Look through the listing below and give the number of lines that hold "name". Say nothing more.
##### Task data
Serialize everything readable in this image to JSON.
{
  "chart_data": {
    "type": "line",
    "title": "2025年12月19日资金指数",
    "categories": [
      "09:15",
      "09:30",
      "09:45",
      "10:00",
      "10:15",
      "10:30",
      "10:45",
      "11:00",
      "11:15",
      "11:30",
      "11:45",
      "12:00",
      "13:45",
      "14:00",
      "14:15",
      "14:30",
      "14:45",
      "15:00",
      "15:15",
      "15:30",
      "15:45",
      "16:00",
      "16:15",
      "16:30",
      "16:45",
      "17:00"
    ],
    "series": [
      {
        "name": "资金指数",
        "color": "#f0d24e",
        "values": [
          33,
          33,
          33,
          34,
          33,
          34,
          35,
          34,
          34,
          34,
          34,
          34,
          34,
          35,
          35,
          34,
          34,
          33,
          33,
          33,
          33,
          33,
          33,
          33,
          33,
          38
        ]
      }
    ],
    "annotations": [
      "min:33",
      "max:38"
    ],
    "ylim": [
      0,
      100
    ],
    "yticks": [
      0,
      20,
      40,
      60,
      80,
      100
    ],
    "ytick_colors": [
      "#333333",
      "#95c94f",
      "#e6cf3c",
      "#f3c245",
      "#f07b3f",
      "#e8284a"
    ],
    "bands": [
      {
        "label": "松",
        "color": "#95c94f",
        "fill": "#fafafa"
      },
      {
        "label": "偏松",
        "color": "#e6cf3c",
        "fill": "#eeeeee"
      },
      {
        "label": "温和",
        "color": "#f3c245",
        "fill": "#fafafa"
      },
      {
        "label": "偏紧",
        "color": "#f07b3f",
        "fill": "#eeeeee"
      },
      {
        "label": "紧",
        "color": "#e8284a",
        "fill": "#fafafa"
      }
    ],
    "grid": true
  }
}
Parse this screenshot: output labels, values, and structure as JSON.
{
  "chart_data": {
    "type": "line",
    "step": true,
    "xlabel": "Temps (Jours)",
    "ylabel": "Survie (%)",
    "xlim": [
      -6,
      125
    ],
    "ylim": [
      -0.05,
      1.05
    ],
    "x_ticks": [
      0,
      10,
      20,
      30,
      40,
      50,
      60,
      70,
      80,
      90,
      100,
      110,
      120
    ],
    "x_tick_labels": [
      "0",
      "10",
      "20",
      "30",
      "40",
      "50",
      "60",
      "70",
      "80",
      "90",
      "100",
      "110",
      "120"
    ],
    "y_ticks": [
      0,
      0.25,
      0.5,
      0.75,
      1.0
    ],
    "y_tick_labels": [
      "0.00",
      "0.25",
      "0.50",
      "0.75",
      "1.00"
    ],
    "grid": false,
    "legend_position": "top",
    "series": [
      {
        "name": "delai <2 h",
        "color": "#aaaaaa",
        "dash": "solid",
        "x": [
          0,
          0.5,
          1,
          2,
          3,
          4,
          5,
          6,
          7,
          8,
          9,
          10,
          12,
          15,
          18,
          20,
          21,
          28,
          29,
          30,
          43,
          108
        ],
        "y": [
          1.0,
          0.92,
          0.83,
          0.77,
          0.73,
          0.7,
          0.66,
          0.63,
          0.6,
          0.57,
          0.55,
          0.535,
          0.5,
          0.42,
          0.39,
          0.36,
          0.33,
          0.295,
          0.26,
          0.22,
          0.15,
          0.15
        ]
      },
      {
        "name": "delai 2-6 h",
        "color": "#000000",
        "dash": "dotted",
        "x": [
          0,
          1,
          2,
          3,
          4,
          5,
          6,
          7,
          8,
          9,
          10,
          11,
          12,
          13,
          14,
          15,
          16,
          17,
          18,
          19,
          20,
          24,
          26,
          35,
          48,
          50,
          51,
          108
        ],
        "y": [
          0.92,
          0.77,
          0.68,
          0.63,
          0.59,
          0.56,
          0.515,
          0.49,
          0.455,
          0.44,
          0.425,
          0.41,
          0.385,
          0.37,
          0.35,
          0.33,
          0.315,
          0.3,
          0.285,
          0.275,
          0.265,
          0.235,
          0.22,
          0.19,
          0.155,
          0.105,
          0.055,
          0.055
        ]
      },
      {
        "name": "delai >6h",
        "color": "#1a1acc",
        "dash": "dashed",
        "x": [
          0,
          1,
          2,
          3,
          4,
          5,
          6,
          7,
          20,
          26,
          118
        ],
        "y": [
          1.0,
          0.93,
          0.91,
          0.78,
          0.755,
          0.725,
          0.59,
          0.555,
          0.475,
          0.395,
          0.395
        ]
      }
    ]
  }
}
##########
Reply: 4